Data to process:

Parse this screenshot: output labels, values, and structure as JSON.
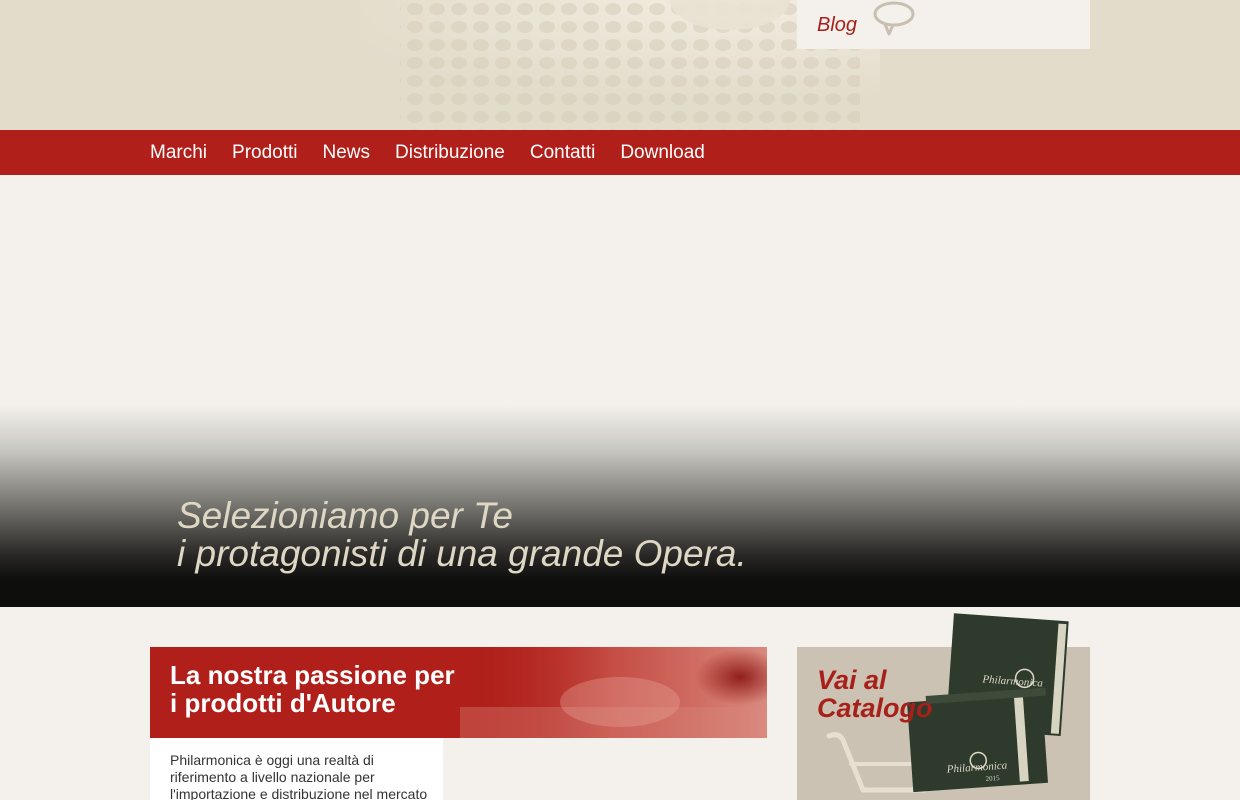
{
  "header": {
    "blog_label": "Blog",
    "icons": {
      "blog": "speech-bubble-icon"
    }
  },
  "nav": {
    "items": [
      {
        "label": "Marchi"
      },
      {
        "label": "Prodotti"
      },
      {
        "label": "News"
      },
      {
        "label": "Distribuzione"
      },
      {
        "label": "Contatti"
      },
      {
        "label": "Download"
      }
    ]
  },
  "hero": {
    "line1": "Selezioniamo per Te",
    "line2": "i protagonisti di una grande Opera."
  },
  "passion": {
    "title_line1": "La nostra passione per",
    "title_line2": "i prodotti d'Autore"
  },
  "intro": {
    "text": "Philarmonica è oggi una realtà di riferimento a livello nazionale per l'importazione e distribuzione nel mercato"
  },
  "catalog": {
    "title_line1": "Vai al",
    "title_line2": "Catalogo",
    "book_brand": "Philarmonica",
    "book_year": "2015",
    "icons": {
      "cart": "shopping-cart-icon"
    }
  },
  "colors": {
    "accent_red": "#b01f1a",
    "header_beige": "#e2dccb",
    "page_background": "#f4f1ec",
    "catalog_background": "#cbc2b3",
    "hero_text": "#ddd7c4",
    "book_green": "#2e3a2c"
  }
}
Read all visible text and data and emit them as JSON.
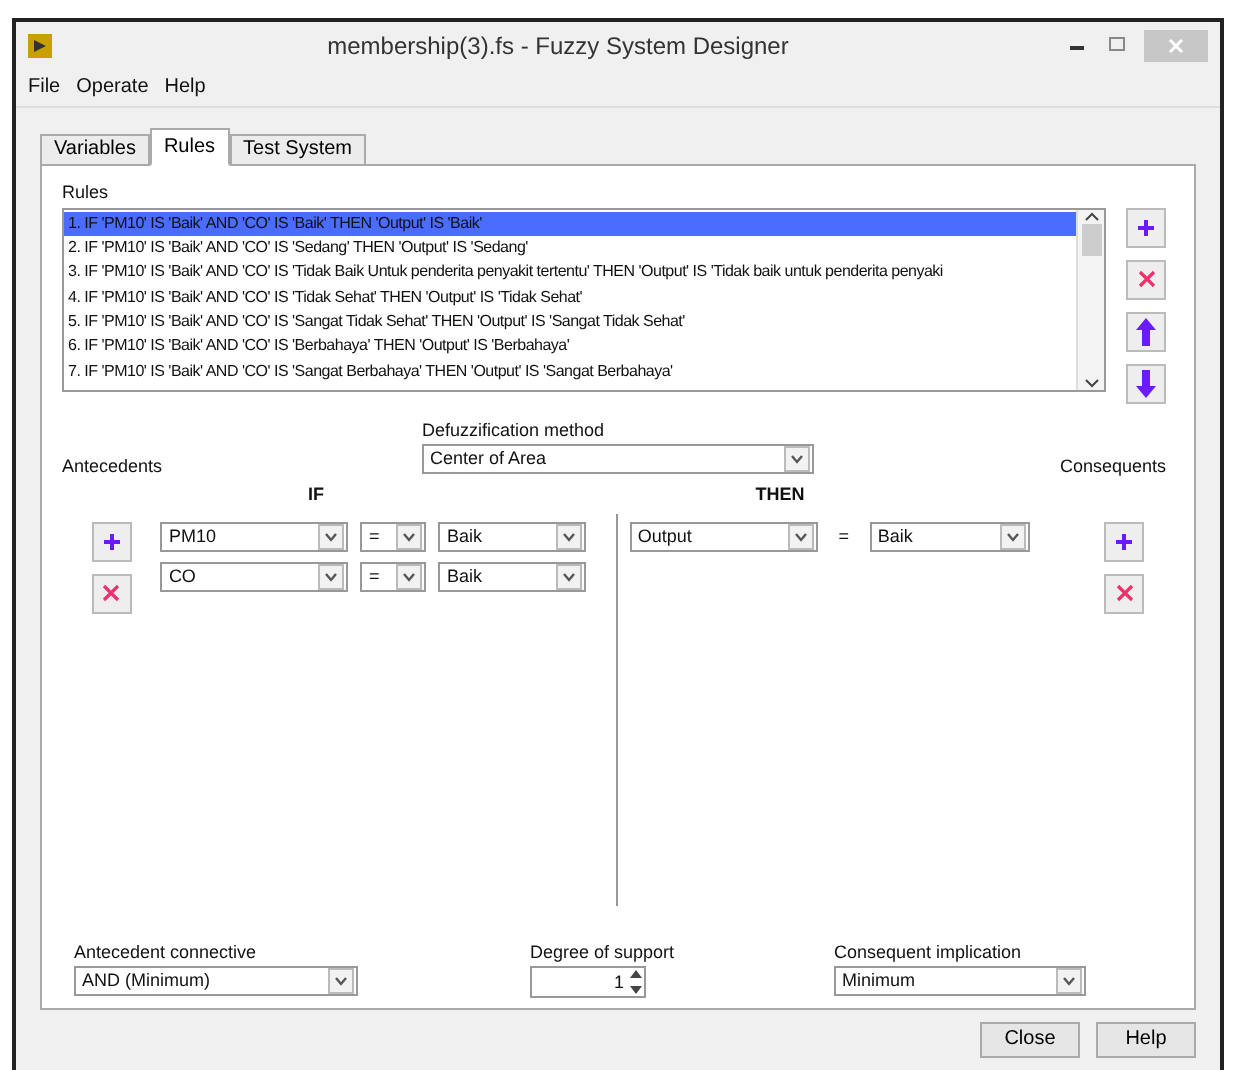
{
  "window": {
    "title": "membership(3).fs - Fuzzy System Designer"
  },
  "menu": [
    "File",
    "Operate",
    "Help"
  ],
  "tabs": [
    {
      "label": "Variables",
      "selected": false
    },
    {
      "label": "Rules",
      "selected": true
    },
    {
      "label": "Test System",
      "selected": false
    }
  ],
  "rules": {
    "label": "Rules",
    "items": [
      {
        "text": "1. IF 'PM10' IS 'Baik' AND 'CO' IS 'Baik' THEN 'Output' IS 'Baik'",
        "selected": true
      },
      {
        "text": "2. IF 'PM10' IS 'Baik' AND 'CO' IS 'Sedang' THEN 'Output' IS 'Sedang'",
        "selected": false
      },
      {
        "text": "3. IF 'PM10' IS 'Baik' AND 'CO' IS 'Tidak Baik Untuk penderita penyakit tertentu' THEN 'Output' IS 'Tidak baik untuk penderita penyaki",
        "selected": false
      },
      {
        "text": "4. IF 'PM10' IS 'Baik' AND 'CO' IS 'Tidak Sehat' THEN 'Output' IS 'Tidak Sehat'",
        "selected": false
      },
      {
        "text": "5. IF 'PM10' IS 'Baik' AND 'CO' IS 'Sangat Tidak Sehat' THEN 'Output' IS 'Sangat Tidak Sehat'",
        "selected": false
      },
      {
        "text": "6. IF 'PM10' IS 'Baik' AND 'CO' IS 'Berbahaya' THEN 'Output' IS 'Berbahaya'",
        "selected": false
      },
      {
        "text": "7. IF 'PM10' IS 'Baik' AND 'CO' IS 'Sangat Berbahaya' THEN 'Output' IS 'Sangat Berbahaya'",
        "selected": false
      }
    ]
  },
  "defuzzification": {
    "label": "Defuzzification method",
    "value": "Center of Area"
  },
  "antecedents_label": "Antecedents",
  "consequents_label": "Consequents",
  "if_label": "IF",
  "then_label": "THEN",
  "antecedents": [
    {
      "variable": "PM10",
      "operator": "=",
      "term": "Baik"
    },
    {
      "variable": "CO",
      "operator": "=",
      "term": "Baik"
    }
  ],
  "consequents": [
    {
      "variable": "Output",
      "operator": "=",
      "term": "Baik"
    }
  ],
  "connective": {
    "label": "Antecedent connective",
    "value": "AND (Minimum)"
  },
  "support": {
    "label": "Degree of support",
    "value": "1"
  },
  "implication": {
    "label": "Consequent implication",
    "value": "Minimum"
  },
  "buttons": [
    "Close",
    "Help"
  ]
}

Work to be completed: Make an exact copy of the data above, pictures excluded.

Exercise response:
Parse this screenshot: output labels, values, and structure as JSON.
{
  "header": {
    "blog_label": "Blog",
    "icons": {
      "blog": "speech-bubble-icon"
    }
  },
  "nav": {
    "items": [
      {
        "label": "Marchi"
      },
      {
        "label": "Prodotti"
      },
      {
        "label": "News"
      },
      {
        "label": "Distribuzione"
      },
      {
        "label": "Contatti"
      },
      {
        "label": "Download"
      }
    ]
  },
  "hero": {
    "line1": "Selezioniamo per Te",
    "line2": "i protagonisti di una grande Opera."
  },
  "passion": {
    "title_line1": "La nostra passione per",
    "title_line2": "i prodotti d'Autore"
  },
  "intro": {
    "text": "Philarmonica è oggi una realtà di riferimento a livello nazionale per l'importazione e distribuzione nel mercato"
  },
  "catalog": {
    "title_line1": "Vai al",
    "title_line2": "Catalogo",
    "book_brand": "Philarmonica",
    "book_year": "2015",
    "icons": {
      "cart": "shopping-cart-icon"
    }
  },
  "colors": {
    "accent_red": "#b01f1a",
    "header_beige": "#e2dccb",
    "page_background": "#f4f1ec",
    "catalog_background": "#cbc2b3",
    "hero_text": "#ddd7c4",
    "book_green": "#2e3a2c"
  }
}
Read all visible text and data and emit them as JSON.
{
  "window": {
    "title": "membership(3).fs - Fuzzy System Designer"
  },
  "menu": [
    "File",
    "Operate",
    "Help"
  ],
  "tabs": [
    {
      "label": "Variables",
      "selected": false
    },
    {
      "label": "Rules",
      "selected": true
    },
    {
      "label": "Test System",
      "selected": false
    }
  ],
  "rules": {
    "label": "Rules",
    "items": [
      {
        "text": "1. IF 'PM10' IS 'Baik' AND 'CO' IS 'Baik' THEN 'Output' IS 'Baik'",
        "selected": true
      },
      {
        "text": "2. IF 'PM10' IS 'Baik' AND 'CO' IS 'Sedang' THEN 'Output' IS 'Sedang'",
        "selected": false
      },
      {
        "text": "3. IF 'PM10' IS 'Baik' AND 'CO' IS 'Tidak Baik Untuk penderita penyakit tertentu' THEN 'Output' IS 'Tidak baik untuk penderita penyaki",
        "selected": false
      },
      {
        "text": "4. IF 'PM10' IS 'Baik' AND 'CO' IS 'Tidak Sehat' THEN 'Output' IS 'Tidak Sehat'",
        "selected": false
      },
      {
        "text": "5. IF 'PM10' IS 'Baik' AND 'CO' IS 'Sangat Tidak Sehat' THEN 'Output' IS 'Sangat Tidak Sehat'",
        "selected": false
      },
      {
        "text": "6. IF 'PM10' IS 'Baik' AND 'CO' IS 'Berbahaya' THEN 'Output' IS 'Berbahaya'",
        "selected": false
      },
      {
        "text": "7. IF 'PM10' IS 'Baik' AND 'CO' IS 'Sangat Berbahaya' THEN 'Output' IS 'Sangat Berbahaya'",
        "selected": false
      }
    ]
  },
  "defuzzification": {
    "label": "Defuzzification method",
    "value": "Center of Area"
  },
  "antecedents_label": "Antecedents",
  "consequents_label": "Consequents",
  "if_label": "IF",
  "then_label": "THEN",
  "antecedents": [
    {
      "variable": "PM10",
      "operator": "=",
      "term": "Baik"
    },
    {
      "variable": "CO",
      "operator": "=",
      "term": "Baik"
    }
  ],
  "consequents": [
    {
      "variable": "Output",
      "operator": "=",
      "term": "Baik"
    }
  ],
  "connective": {
    "label": "Antecedent connective",
    "value": "AND (Minimum)"
  },
  "support": {
    "label": "Degree of support",
    "value": "1"
  },
  "implication": {
    "label": "Consequent implication",
    "value": "Minimum"
  },
  "buttons": [
    "Close",
    "Help"
  ]
}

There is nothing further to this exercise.